* start DATASET *

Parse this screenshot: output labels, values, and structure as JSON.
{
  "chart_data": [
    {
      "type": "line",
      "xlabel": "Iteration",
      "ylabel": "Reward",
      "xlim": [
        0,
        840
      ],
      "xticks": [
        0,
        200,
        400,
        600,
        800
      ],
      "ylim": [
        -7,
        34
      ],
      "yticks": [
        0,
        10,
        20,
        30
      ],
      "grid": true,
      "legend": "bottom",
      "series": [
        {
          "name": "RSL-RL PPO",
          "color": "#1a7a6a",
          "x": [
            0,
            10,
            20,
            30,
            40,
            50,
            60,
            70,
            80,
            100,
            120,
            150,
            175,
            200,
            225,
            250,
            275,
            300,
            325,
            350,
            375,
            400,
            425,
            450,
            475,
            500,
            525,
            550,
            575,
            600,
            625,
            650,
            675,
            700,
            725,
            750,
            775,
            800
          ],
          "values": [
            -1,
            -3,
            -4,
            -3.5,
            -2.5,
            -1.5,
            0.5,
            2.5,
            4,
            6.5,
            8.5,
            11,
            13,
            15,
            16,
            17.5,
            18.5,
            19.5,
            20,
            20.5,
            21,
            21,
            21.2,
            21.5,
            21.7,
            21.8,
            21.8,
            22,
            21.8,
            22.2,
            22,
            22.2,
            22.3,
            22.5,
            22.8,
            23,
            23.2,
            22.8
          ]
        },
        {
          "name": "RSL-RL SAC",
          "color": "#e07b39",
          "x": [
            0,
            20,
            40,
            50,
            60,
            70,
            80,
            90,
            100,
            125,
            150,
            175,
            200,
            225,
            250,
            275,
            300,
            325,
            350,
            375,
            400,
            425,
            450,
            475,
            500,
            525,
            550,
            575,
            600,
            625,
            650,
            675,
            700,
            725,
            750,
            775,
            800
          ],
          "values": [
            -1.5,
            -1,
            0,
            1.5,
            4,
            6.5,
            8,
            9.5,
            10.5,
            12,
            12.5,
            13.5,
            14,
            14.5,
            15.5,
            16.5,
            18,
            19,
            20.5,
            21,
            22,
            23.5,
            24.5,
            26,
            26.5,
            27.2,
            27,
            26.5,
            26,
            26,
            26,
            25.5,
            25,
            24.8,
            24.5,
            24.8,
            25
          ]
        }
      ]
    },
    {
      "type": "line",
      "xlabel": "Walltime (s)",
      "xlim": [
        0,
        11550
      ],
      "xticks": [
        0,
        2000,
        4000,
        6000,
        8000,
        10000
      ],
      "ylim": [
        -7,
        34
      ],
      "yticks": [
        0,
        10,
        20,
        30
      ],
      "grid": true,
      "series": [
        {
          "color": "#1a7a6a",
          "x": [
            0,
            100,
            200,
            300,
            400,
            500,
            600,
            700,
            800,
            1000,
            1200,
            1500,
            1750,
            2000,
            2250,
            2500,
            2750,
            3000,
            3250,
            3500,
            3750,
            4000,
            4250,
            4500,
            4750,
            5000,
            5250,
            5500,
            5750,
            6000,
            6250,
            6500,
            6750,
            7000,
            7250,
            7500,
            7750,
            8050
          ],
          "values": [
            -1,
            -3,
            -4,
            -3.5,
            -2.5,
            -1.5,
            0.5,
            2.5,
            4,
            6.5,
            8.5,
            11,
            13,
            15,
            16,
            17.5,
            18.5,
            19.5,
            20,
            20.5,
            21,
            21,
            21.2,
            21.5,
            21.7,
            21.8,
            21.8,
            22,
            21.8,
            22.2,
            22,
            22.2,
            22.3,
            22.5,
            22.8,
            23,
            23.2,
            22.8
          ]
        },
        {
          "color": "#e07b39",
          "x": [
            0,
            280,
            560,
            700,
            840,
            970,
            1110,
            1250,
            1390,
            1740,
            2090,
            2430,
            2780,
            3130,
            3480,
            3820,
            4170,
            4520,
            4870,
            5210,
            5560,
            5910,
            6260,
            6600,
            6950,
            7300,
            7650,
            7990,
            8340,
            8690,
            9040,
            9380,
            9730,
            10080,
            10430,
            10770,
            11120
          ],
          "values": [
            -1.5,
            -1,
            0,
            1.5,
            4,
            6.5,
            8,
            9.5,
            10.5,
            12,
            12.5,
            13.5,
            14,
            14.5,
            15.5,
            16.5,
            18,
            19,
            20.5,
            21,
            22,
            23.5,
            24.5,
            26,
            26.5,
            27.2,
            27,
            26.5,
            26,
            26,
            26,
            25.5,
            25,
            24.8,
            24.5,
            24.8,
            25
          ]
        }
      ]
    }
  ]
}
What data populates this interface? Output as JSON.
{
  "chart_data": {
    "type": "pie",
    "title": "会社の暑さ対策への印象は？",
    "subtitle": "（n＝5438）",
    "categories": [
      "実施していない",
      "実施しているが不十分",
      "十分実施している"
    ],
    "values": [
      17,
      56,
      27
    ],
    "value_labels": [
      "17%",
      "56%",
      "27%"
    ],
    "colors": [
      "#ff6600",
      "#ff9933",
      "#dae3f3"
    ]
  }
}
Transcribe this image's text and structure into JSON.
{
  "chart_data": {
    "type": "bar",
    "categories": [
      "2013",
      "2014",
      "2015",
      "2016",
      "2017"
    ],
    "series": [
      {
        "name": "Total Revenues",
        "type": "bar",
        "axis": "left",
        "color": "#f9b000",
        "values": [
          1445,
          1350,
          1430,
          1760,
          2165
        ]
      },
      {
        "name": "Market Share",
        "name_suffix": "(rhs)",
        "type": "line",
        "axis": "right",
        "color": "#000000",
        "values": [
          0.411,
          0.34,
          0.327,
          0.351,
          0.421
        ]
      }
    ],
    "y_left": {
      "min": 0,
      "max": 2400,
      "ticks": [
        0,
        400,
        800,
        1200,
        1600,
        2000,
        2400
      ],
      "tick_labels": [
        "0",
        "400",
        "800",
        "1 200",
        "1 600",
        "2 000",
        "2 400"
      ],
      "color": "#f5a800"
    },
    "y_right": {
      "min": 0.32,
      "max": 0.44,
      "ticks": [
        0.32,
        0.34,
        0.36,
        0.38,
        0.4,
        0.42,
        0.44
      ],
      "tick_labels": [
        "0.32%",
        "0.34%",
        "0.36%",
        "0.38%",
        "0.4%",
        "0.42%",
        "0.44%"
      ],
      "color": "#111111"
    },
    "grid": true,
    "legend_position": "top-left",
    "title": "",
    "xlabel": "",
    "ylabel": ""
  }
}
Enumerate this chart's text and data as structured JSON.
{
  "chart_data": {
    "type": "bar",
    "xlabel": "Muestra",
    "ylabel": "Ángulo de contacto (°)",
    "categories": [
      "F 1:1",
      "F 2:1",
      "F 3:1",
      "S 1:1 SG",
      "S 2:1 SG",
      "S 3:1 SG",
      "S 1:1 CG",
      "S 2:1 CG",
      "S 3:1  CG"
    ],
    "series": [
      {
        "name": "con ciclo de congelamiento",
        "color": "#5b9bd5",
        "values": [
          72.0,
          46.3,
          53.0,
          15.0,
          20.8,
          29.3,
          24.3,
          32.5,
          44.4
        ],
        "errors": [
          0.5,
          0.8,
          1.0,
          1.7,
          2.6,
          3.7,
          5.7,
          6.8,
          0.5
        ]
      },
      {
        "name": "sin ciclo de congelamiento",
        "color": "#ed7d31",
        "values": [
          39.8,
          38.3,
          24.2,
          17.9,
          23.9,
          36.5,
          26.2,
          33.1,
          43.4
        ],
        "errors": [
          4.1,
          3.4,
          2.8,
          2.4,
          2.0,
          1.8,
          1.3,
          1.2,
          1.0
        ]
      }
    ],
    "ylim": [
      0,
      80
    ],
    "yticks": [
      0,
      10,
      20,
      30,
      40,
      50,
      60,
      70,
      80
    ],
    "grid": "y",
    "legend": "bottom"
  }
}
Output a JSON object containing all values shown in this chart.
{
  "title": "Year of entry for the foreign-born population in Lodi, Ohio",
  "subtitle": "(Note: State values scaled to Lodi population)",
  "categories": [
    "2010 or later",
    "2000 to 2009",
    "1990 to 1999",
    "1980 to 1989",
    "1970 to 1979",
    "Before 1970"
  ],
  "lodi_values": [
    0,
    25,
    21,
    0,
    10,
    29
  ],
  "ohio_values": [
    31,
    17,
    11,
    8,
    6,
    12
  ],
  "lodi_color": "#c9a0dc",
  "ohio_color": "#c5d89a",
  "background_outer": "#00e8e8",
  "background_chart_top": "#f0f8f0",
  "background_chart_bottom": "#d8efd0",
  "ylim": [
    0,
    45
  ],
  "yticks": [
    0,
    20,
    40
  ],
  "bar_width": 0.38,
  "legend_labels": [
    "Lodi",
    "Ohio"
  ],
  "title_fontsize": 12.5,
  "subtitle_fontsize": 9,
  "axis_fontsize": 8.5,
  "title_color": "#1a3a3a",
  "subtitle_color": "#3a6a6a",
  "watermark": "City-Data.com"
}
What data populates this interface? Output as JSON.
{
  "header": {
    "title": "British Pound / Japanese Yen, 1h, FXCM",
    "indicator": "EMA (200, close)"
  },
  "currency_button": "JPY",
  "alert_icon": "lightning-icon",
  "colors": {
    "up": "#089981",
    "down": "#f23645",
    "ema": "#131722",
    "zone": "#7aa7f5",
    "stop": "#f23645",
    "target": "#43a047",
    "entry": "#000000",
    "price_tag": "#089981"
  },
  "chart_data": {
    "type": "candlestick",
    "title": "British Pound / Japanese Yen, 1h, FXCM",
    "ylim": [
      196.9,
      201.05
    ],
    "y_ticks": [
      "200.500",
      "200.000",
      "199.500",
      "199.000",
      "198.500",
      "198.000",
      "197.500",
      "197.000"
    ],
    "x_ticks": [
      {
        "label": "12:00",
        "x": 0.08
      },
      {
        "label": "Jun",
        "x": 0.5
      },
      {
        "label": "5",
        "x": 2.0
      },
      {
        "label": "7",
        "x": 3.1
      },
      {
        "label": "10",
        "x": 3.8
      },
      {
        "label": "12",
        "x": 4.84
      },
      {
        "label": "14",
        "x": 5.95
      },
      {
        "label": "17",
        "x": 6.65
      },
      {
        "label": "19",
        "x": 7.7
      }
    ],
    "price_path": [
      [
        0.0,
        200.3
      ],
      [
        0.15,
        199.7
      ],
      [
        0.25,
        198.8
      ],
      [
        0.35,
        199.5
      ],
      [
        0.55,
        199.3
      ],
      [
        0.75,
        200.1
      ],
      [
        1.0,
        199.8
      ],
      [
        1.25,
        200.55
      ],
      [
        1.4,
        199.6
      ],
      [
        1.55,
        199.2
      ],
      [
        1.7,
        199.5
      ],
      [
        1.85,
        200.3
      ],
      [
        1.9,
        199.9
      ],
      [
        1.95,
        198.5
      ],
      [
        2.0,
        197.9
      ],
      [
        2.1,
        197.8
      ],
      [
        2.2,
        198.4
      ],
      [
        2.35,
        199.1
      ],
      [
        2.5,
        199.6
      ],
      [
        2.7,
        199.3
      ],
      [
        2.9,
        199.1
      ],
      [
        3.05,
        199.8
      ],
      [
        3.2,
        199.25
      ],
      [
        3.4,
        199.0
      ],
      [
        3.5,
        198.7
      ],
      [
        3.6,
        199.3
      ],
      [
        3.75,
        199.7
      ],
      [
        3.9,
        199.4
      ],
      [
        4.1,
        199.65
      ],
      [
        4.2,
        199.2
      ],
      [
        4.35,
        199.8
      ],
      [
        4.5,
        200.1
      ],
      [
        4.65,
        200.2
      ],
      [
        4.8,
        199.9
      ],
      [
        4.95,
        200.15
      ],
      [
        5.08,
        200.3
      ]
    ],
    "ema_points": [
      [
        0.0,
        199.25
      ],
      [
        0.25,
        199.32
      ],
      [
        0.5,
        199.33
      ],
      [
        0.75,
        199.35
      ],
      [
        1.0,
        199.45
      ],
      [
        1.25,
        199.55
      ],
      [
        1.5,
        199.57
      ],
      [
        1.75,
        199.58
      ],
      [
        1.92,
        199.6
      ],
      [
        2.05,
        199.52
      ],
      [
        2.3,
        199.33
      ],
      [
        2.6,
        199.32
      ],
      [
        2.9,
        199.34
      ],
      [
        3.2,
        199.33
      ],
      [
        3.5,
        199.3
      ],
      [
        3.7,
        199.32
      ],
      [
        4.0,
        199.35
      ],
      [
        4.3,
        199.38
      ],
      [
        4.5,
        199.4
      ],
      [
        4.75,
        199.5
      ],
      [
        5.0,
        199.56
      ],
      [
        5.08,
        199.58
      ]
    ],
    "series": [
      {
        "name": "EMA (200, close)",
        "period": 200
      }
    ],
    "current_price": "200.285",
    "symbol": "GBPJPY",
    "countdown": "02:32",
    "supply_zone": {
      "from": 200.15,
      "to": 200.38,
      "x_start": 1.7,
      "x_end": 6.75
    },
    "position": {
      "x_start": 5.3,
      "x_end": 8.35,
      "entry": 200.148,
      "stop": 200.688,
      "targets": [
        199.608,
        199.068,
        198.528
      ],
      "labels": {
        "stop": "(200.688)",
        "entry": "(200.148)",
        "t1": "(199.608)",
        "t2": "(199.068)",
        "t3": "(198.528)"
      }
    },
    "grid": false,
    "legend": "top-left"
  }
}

* end DATASET *

Gather each line from the listing above that holds "this".

• WRITTEN SOLUTION:
Parse this screenshot: output labels, values, and structure as JSON.
What data populates this interface? Output as JSON.
Transcribe this image's text and structure into JSON.
Enumerate this chart's text and data as structured JSON.
Output a JSON object containing all values shown in this chart.
What data populates this interface? Output as JSON.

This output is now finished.